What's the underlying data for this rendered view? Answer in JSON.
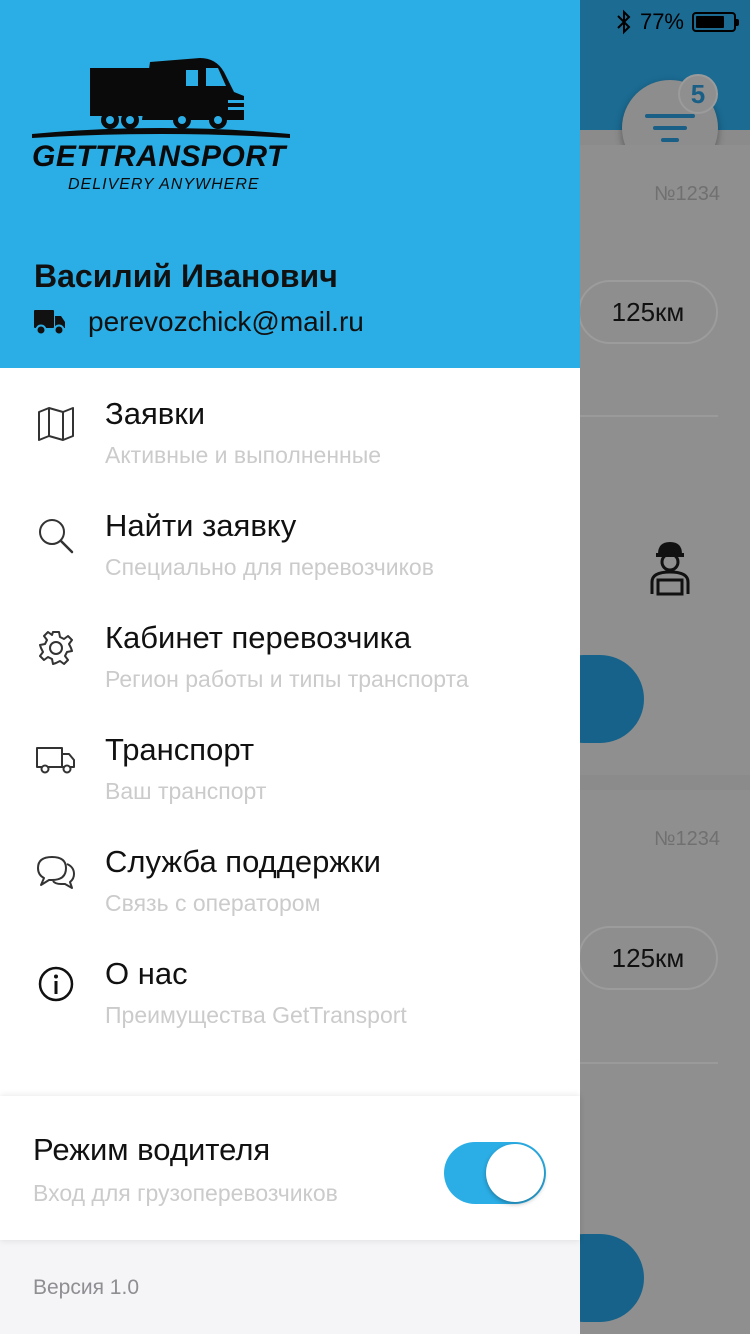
{
  "status_bar": {
    "battery": "77%",
    "battery_level": 0.77
  },
  "background": {
    "filter_badge": "5",
    "cards": [
      {
        "number": "№1234",
        "distance": "125км"
      },
      {
        "number": "№1234",
        "distance": "125км"
      }
    ]
  },
  "drawer": {
    "logo": {
      "title": "GETTRANSPORT",
      "subtitle": "DELIVERY ANYWHERE"
    },
    "user": {
      "name": "Василий Иванович",
      "email": "perevozchick@mail.ru"
    },
    "menu": [
      {
        "icon": "map-icon",
        "title": "Заявки",
        "subtitle": "Активные и выполненные"
      },
      {
        "icon": "search-icon",
        "title": "Найти заявку",
        "subtitle": "Специально для перевозчиков"
      },
      {
        "icon": "gear-icon",
        "title": "Кабинет перевозчика",
        "subtitle": "Регион работы и типы транспорта"
      },
      {
        "icon": "truck-icon",
        "title": "Транспорт",
        "subtitle": "Ваш транспорт"
      },
      {
        "icon": "chat-icon",
        "title": "Служба поддержки",
        "subtitle": "Связь с оператором"
      },
      {
        "icon": "info-icon",
        "title": "О нас",
        "subtitle": "Преимущества GetTransport"
      }
    ],
    "driver_mode": {
      "title": "Режим водителя",
      "subtitle": "Вход для грузоперевозчиков",
      "enabled": true
    },
    "version": "Версия 1.0"
  },
  "colors": {
    "accent": "#2baee6",
    "text": "#111111",
    "muted": "#cbcbcb"
  }
}
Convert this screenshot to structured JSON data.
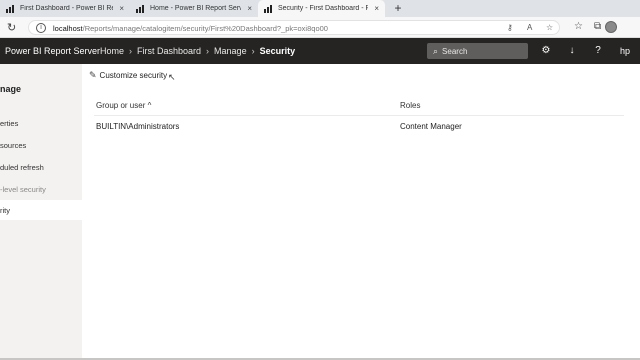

—————

* [WHAT THE EXERCISE ASKS]
Quote in full the listing given above; the images are to be left out.

* [FINISHED TASK]
What's the underlying data for this rendered view? Answer in JSON.
{
  "status_bar": {
    "battery": "77%",
    "battery_level": 0.77
  },
  "background": {
    "filter_badge": "5",
    "cards": [
      {
        "number": "№1234",
        "distance": "125км"
      },
      {
        "number": "№1234",
        "distance": "125км"
      }
    ]
  },
  "drawer": {
    "logo": {
      "title": "GETTRANSPORT",
      "subtitle": "DELIVERY ANYWHERE"
    },
    "user": {
      "name": "Василий Иванович",
      "email": "perevozchick@mail.ru"
    },
    "menu": [
      {
        "icon": "map-icon",
        "title": "Заявки",
        "subtitle": "Активные и выполненные"
      },
      {
        "icon": "search-icon",
        "title": "Найти заявку",
        "subtitle": "Специально для перевозчиков"
      },
      {
        "icon": "gear-icon",
        "title": "Кабинет перевозчика",
        "subtitle": "Регион работы и типы транспорта"
      },
      {
        "icon": "truck-icon",
        "title": "Транспорт",
        "subtitle": "Ваш транспорт"
      },
      {
        "icon": "chat-icon",
        "title": "Служба поддержки",
        "subtitle": "Связь с оператором"
      },
      {
        "icon": "info-icon",
        "title": "О нас",
        "subtitle": "Преимущества GetTransport"
      }
    ],
    "driver_mode": {
      "title": "Режим водителя",
      "subtitle": "Вход для грузоперевозчиков",
      "enabled": true
    },
    "version": "Версия 1.0"
  },
  "colors": {
    "accent": "#2baee6",
    "text": "#111111",
    "muted": "#cbcbcb"
  }
}
Convert this screenshot to structured JSON data.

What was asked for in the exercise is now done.